Below are entries. Pull out all lines containing "Pacific".

════

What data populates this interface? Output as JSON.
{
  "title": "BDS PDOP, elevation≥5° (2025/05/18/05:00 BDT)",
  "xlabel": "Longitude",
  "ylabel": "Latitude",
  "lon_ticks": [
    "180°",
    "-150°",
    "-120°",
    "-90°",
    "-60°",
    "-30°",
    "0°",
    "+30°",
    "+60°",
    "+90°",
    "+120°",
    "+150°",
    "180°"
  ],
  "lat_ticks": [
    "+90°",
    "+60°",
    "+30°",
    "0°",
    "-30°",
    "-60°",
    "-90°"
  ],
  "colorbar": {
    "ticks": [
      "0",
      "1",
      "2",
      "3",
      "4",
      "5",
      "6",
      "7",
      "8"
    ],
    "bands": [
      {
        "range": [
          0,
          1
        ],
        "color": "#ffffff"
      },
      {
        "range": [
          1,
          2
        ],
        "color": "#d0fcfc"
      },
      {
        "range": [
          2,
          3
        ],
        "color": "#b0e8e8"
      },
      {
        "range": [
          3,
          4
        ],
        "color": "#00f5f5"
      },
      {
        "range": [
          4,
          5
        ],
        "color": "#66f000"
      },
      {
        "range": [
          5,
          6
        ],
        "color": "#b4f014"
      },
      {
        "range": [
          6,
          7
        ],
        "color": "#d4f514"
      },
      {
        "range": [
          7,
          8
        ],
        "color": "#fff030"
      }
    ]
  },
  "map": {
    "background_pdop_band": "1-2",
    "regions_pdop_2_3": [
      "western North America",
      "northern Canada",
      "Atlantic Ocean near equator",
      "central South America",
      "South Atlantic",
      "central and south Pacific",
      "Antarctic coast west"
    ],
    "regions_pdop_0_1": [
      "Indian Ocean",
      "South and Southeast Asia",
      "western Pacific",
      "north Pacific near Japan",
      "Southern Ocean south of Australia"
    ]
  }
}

════

Result>
      "central and south Pacific",
      "western Pacific",
      "north Pacific near Japan",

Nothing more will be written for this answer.